Stated exercise
In the material below, list every line carrying the string "Χρηματοδότησης".

[Collected data]
****************
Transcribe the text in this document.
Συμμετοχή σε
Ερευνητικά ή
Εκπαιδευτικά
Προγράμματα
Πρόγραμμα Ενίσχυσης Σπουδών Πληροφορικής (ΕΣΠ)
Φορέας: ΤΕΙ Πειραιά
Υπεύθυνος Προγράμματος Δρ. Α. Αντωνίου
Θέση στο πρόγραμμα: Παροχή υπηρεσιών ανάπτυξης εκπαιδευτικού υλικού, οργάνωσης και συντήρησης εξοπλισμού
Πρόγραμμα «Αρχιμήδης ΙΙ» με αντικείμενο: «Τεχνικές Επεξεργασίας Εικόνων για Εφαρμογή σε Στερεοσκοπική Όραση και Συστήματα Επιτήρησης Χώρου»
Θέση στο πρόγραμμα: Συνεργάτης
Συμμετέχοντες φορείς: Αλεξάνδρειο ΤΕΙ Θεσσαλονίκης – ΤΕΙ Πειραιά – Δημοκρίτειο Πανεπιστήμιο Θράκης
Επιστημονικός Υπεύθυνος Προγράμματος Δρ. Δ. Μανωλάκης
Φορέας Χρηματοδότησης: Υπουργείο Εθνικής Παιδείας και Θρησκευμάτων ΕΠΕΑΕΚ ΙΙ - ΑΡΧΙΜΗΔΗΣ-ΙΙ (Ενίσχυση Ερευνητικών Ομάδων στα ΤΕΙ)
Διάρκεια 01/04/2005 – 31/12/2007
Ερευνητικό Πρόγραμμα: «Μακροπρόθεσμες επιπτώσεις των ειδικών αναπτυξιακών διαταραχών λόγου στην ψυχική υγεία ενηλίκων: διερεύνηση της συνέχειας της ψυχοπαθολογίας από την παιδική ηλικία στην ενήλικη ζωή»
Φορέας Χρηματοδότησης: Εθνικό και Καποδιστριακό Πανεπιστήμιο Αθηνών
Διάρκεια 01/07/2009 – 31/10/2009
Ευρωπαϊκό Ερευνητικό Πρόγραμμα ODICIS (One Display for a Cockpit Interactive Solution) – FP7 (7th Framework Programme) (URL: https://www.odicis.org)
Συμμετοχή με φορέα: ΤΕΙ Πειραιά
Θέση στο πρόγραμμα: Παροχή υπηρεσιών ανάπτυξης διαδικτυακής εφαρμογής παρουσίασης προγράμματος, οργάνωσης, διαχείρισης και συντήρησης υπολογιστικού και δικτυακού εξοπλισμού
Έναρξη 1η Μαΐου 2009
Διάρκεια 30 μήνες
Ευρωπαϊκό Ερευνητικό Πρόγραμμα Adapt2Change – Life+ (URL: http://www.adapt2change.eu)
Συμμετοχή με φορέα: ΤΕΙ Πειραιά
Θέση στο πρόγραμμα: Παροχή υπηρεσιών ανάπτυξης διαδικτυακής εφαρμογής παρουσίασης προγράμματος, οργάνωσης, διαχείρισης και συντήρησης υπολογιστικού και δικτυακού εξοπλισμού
****************
Result of this task
Φορέας Χρηματοδότησης: Υπουργείο Εθνικής Παιδείας και Θρησκευμάτων ΕΠΕΑΕΚ ΙΙ - ΑΡΧΙΜΗΔΗΣ-ΙΙ (Ενίσχυση Ερευνητικών Ομάδων στα ΤΕΙ)
Φορέας Χρηματοδότησης: Εθνικό και Καποδιστριακό Πανεπιστήμιο Αθηνών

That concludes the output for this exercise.